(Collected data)
+ + +
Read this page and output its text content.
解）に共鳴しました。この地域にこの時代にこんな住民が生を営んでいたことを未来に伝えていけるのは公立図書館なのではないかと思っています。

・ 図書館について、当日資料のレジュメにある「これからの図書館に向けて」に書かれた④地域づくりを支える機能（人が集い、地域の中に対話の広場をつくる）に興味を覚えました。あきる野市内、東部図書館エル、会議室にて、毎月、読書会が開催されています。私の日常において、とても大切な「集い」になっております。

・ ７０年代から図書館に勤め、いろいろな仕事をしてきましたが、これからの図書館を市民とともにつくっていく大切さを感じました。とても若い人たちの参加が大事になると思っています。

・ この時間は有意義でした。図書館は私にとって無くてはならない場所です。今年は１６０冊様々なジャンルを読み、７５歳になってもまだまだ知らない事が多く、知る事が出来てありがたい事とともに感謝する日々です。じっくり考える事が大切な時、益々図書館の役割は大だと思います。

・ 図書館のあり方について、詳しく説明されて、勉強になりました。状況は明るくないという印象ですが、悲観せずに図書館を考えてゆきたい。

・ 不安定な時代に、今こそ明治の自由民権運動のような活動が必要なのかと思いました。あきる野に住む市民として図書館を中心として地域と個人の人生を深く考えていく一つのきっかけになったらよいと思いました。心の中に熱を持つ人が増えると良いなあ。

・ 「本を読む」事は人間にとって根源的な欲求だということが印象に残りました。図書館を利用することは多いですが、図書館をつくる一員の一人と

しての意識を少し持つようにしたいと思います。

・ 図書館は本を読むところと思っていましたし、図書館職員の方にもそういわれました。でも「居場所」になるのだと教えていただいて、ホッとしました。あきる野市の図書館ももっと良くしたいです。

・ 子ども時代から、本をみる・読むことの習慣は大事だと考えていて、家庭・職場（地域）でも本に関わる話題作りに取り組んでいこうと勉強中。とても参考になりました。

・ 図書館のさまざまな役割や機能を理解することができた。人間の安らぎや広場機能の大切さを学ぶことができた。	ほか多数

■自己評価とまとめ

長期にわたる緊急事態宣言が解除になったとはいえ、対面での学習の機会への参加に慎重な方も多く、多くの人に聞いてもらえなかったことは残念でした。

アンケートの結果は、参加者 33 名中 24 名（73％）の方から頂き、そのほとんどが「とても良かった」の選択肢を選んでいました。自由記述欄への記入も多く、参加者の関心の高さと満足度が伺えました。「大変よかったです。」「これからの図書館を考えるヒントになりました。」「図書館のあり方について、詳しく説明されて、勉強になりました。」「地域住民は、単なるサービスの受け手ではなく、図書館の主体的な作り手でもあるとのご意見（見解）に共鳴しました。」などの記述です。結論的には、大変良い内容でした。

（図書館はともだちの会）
+ + +
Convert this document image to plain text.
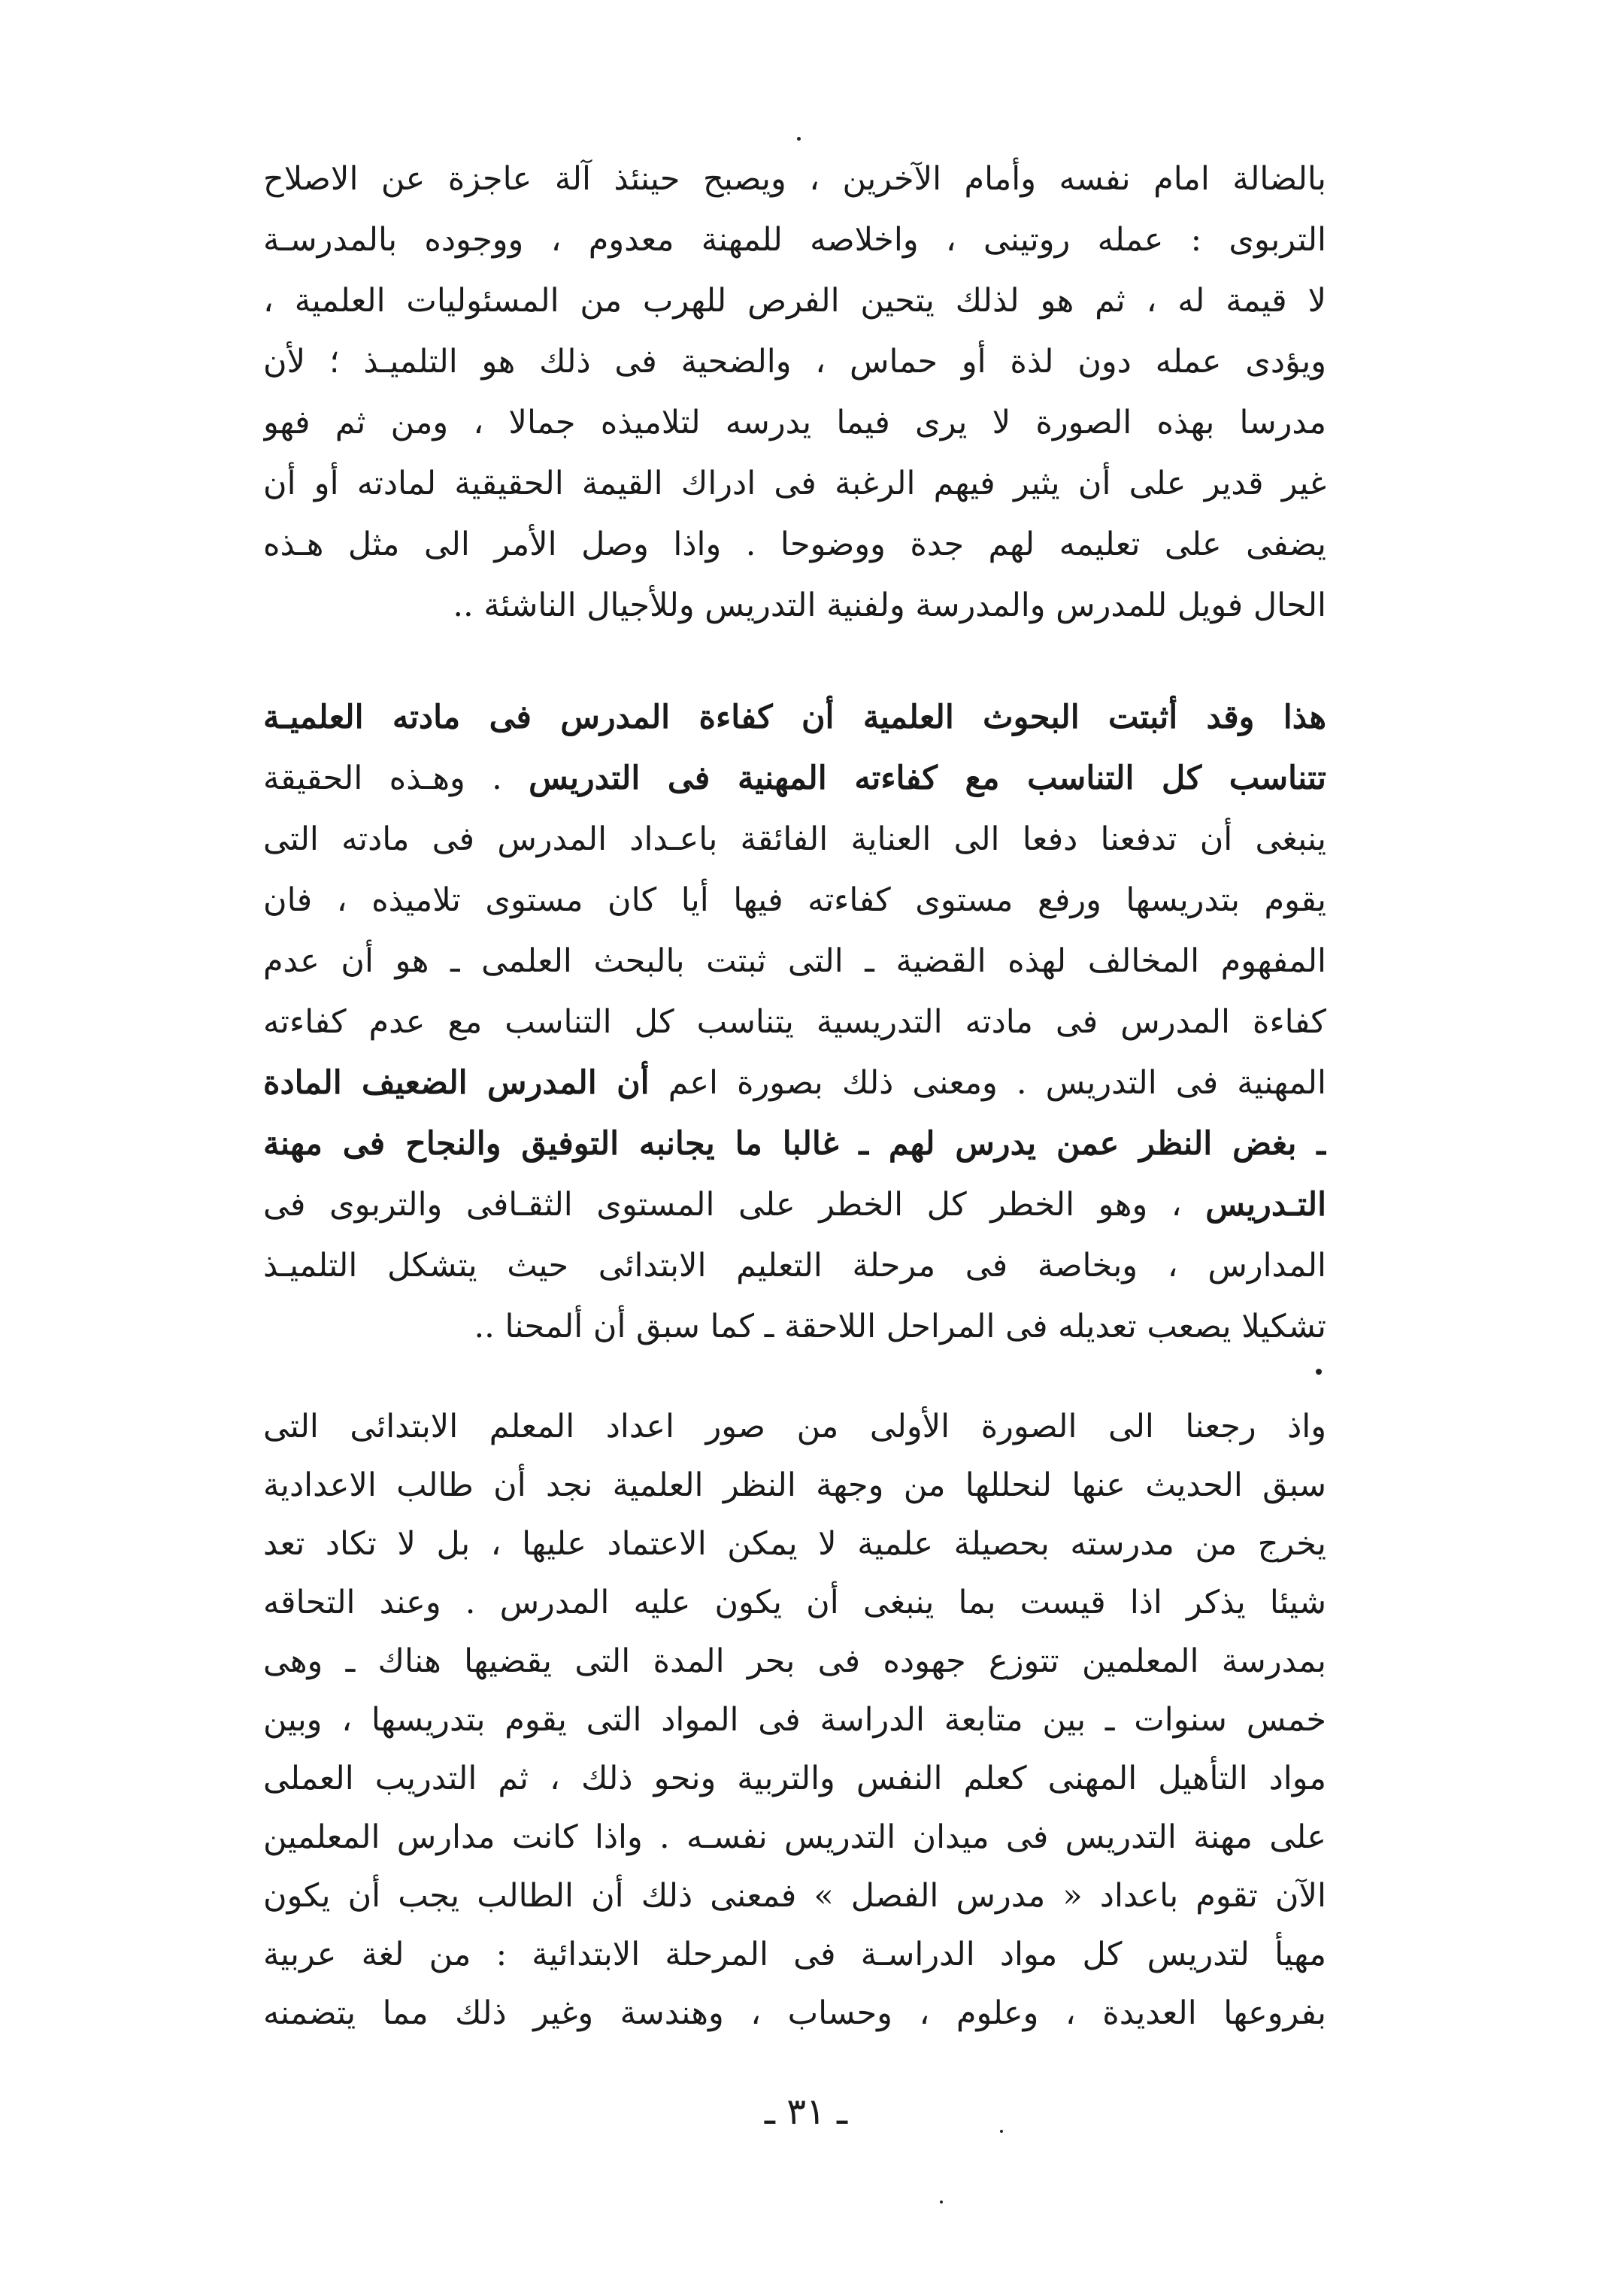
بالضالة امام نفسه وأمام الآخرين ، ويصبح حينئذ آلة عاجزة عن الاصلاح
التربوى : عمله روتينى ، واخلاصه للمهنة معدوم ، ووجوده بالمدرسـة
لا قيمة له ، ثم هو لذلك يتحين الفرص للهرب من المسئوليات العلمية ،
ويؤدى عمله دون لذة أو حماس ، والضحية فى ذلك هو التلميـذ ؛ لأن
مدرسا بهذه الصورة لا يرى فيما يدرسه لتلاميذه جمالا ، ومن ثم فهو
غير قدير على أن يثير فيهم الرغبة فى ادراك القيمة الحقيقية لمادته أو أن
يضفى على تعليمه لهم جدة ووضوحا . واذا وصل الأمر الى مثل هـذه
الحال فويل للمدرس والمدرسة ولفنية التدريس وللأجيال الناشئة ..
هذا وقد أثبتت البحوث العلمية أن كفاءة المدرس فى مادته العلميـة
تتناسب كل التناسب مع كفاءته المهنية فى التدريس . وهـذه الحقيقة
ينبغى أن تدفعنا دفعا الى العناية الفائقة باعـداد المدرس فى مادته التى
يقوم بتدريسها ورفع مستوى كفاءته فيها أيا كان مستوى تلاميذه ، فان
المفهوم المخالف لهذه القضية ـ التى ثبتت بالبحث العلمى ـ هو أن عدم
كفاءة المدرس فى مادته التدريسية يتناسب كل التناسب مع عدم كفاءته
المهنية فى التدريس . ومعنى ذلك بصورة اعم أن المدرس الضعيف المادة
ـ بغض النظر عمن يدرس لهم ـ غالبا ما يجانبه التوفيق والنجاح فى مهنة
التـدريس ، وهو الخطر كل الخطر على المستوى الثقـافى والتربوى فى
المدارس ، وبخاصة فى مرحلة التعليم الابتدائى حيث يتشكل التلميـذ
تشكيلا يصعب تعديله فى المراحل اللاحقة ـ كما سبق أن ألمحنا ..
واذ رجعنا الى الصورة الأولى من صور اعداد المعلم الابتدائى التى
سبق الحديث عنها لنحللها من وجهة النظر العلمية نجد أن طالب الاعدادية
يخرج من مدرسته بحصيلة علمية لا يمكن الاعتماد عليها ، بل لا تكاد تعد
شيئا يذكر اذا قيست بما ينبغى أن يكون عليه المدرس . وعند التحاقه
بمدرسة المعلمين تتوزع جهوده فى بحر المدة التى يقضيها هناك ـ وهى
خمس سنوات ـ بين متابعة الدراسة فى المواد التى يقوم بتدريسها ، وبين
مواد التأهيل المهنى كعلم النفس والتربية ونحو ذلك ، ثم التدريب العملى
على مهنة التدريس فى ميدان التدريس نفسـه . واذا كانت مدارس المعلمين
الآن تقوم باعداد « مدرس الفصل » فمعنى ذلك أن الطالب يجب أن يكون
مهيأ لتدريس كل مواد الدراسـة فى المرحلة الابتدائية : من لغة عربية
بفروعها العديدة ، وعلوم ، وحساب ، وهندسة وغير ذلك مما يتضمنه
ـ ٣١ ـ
+ + +
# Set task
Return all lines of the material above in which the word "النظر" occurs.

# Task solution
ـ بغض النظر عمن يدرس لهم ـ غالبا ما يجانبه التوفيق والنجاح فى مهنة
سبق الحديث عنها لنحللها من وجهة النظر العلمية نجد أن طالب الاعدادية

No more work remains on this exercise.